→ Document passage

It is my belief that as a collective, the human population at least subconsciously acknowledges this bond. Unfortunately it is in war that modern civilization’s cold, systematic tendencies are allowed to be carried to their most catastrophically logical conclusions; isn’t it only fitting that the machine’s creators would in time become the machine? And sadly, the narrowness of our mechanized perspective prevents us from collectively remembering the pain and hopelessness that embodies every ‘great’ war.

In order for a government to administer to its population a conscience numb enough to support another bloody campaign of modern warfare, a considerable amount of psychological manipulation must first take place. The insidious efforts to promote this type of thought manipulation by our government were, in the long run, perhaps even more damaging than the physical devastation experienced during the war. Complete mental desensitization is a terribly real product of modern warfare, and was immediately observable in American soldiers during the Vietnam War. In The New Soldier, Sgt. Jim Weber recalls training camp:


“. . . I was waving flags all the time that I was on my train, you know, down to South Carolina where I got my murder training. . . I went in there and my complete moral worth was completely destroyed. I mean I was a worthless human being. The worst thing you can be in the military is to be called a civilian. And so they had to completely re-socialize us, which they were very effective at doing.”


Sadly enough, the demoralization experienced in training camps would only serve as a precursor to the actual war, which would be infinitely more confusing and damaging. Arriving as an American soldier in Vietnam was, for most, an incredibly dissociating event, an experience from which many veterans still haven’t psychologically recovered. Traveling to the other side of the world is in and of itself a discombobulating experience, let alone traveling there to meet complete disorder and madness amongst both your adversaries and your companions upon arrival. A Private recalls watching his friends transform in the chaos:

“From one day to the next, you could see for yourself changes coming over guys on our side – decent fellows, who wouldn’t dream of calling an Oriental a ‘gook’ or a ‘slopehead’ back home. But they were halfway around the world now, in a strange country, where they couldn’t tell who was their friend and who wasn’t. Day after day, out on patrol, we’d come to a narrow dirt path leading through some shabby village, and the elders would welcome us and the children come running with smiles on their faces, waiting for the candy we’d give them. But at the other end of the path, just as we were leaving the village behind, the enemy would open up on us, and there was bitterness among us that the villagers hadn’t given us warning.”

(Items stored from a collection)
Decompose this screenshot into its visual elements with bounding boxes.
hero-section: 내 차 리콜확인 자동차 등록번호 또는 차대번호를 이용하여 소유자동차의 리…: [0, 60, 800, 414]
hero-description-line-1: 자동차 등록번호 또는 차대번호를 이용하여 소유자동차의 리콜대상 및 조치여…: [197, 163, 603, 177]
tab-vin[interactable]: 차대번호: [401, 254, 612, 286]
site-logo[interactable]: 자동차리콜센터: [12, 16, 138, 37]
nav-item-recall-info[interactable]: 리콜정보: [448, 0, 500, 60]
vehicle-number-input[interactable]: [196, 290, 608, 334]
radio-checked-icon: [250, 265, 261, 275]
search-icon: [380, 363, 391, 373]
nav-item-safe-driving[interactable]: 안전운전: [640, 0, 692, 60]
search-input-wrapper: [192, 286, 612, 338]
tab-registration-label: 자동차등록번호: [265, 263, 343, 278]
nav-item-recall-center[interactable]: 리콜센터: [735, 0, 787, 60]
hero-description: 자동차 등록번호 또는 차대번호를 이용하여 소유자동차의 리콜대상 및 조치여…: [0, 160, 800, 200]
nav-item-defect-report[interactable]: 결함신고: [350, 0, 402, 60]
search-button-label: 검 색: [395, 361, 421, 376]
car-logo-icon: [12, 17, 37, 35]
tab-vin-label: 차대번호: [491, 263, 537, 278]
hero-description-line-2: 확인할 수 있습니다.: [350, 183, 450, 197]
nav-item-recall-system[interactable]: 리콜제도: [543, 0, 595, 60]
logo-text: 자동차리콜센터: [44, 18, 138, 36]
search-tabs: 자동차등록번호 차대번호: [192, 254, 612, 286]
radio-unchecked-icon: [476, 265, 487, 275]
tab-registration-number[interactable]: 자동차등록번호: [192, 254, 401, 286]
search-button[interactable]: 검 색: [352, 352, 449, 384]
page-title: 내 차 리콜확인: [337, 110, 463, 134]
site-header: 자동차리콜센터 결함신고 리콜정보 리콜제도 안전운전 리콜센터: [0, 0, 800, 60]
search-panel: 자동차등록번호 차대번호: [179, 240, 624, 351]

→ Actions to take
a: Reproduce the part of the passage on the Vietnam War that begins at the words "It is my belief" and stops after the words "every ‘great’ war.".
b: List every word that the passage on the Vietnam War sets inside single quotation marks.
None of the items are needed for this work.

→ Problem solutions
a:
It is my belief that as a collective, the human population at least subconsciously acknowledges this bond. Unfortunately it is in war that modern civilization’s cold, systematic tendencies are allowed to be carried to their most catastrophically logical conclusions; isn’t it only fitting that the machine’s creators would in time become the machine? And sadly, the narrowness of our mechanized perspective prevents us from collectively remembering the pain and hopelessness that embodies every ‘great’ war.

b:
great
gook
slopehead